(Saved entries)
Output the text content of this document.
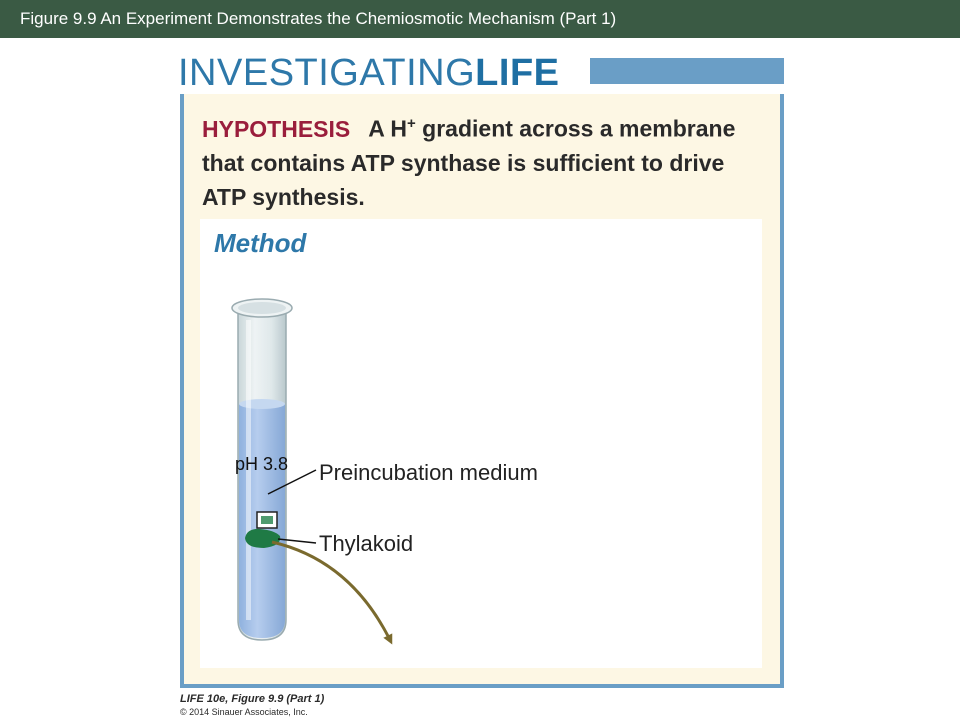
Figure 9.9 An Experiment Demonstrates the Chemiosmotic Mechanism (Part 1)
INVESTIGATINGLIFE
HYPOTHESIS A H+ gradient across a membrane that contains ATP synthase is sufficient to drive ATP synthesis.
Method
pH 3.8 Preincubation medium
Thylakoid
LIFE 10e, Figure 9.9 (Part 1)
© 2014 Sinauer Associates, Inc.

WHAT IS NEEDED:
Set each line of the records down exactly, leaving every picture out.

SOLUTION BELOW:
Output the text content of this document.
Figure 9.9 An Experiment Demonstrates the Chemiosmotic Mechanism (Part 1)
INVESTIGATINGLIFE
HYPOTHESIS A H+ gradient across a membrane that contains ATP synthase is sufficient to drive ATP synthesis.
Method
pH 3.8 Preincubation medium
Thylakoid
LIFE 10e, Figure 9.9 (Part 1)
© 2014 Sinauer Associates, Inc.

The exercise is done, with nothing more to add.